*WHAT YOU WILL DO:*
Collect each line of the entries that holds the string "image".

-- start THE INPUT --

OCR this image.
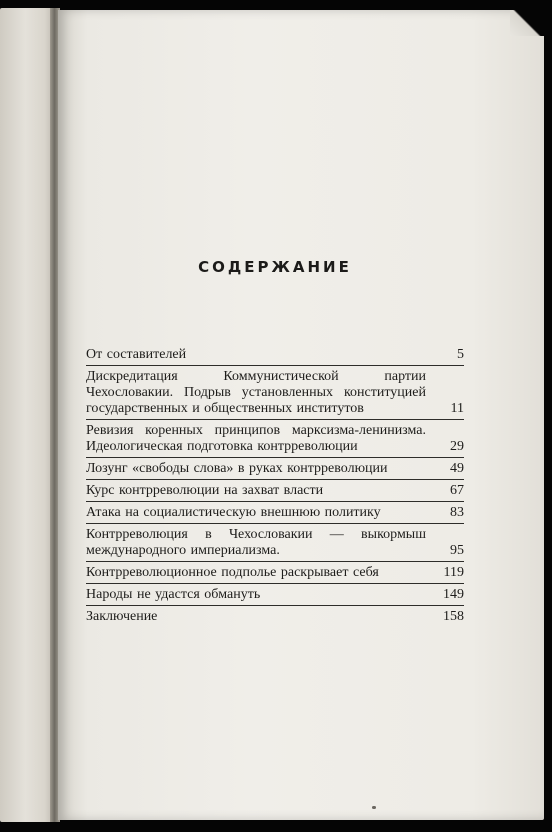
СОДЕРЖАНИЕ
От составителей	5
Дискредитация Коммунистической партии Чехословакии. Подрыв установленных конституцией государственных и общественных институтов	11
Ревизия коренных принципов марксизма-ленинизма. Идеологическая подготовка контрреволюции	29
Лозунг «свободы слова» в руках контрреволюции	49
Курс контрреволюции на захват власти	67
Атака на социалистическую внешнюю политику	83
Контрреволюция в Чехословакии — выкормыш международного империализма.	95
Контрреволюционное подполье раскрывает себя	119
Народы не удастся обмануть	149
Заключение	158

-- end THE INPUT --
-- start THE INPUT --

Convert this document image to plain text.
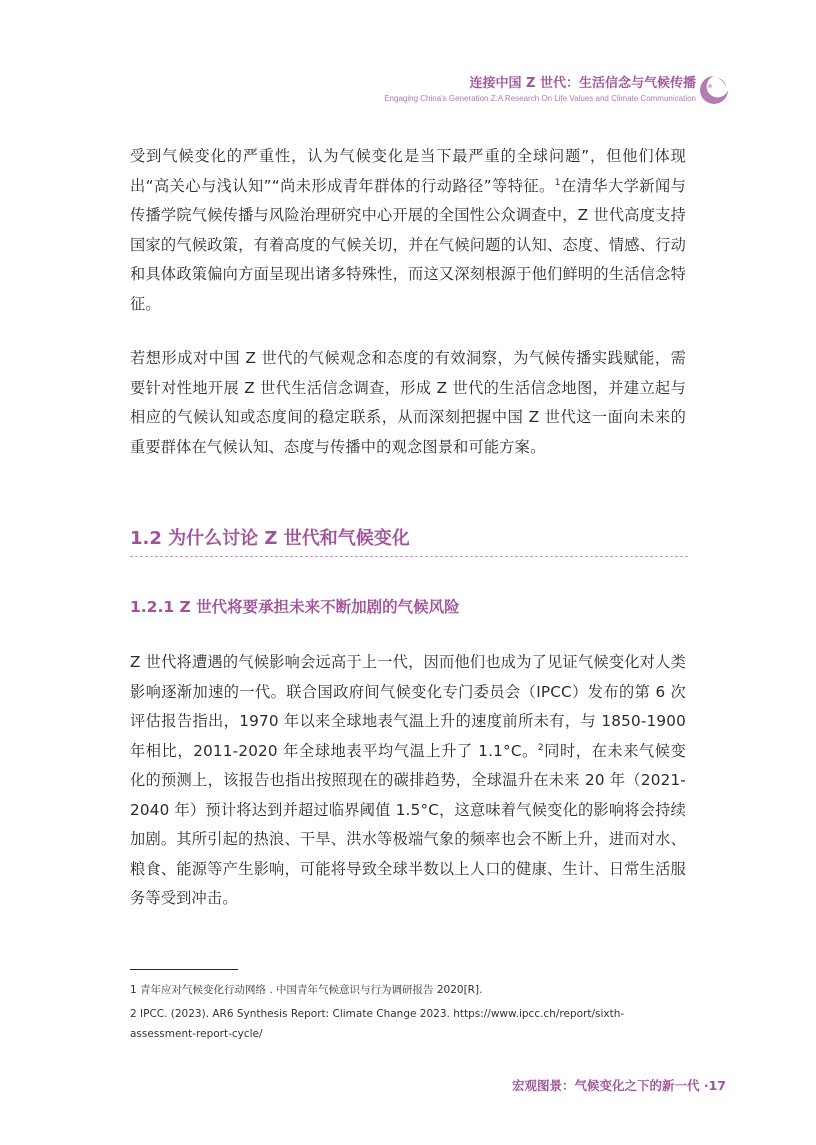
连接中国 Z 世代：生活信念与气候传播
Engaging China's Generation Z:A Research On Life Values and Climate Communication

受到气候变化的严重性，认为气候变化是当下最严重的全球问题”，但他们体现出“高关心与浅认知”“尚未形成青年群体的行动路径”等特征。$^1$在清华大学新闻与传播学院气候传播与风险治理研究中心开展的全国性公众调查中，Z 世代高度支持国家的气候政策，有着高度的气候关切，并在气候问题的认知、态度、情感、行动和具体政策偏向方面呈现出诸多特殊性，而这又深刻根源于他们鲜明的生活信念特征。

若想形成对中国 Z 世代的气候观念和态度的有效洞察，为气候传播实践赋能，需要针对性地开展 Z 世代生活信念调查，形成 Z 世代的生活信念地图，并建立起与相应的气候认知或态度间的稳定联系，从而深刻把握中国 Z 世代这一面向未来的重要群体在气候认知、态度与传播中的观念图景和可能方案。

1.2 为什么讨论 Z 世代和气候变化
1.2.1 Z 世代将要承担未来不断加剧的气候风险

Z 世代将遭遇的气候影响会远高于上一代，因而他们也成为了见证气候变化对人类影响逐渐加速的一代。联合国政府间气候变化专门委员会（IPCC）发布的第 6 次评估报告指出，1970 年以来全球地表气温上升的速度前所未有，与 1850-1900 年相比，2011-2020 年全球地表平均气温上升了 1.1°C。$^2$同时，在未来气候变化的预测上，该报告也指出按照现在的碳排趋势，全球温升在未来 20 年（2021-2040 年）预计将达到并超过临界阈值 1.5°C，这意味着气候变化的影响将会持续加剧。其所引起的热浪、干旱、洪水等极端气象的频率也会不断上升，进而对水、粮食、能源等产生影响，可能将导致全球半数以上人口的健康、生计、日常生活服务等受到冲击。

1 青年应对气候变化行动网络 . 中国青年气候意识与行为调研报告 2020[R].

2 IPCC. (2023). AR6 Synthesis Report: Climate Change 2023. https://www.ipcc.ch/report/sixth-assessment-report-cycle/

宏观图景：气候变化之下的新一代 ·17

-- end THE INPUT --

*RESULT BELOW:*
OCR this image.
Convert this document image to plain text.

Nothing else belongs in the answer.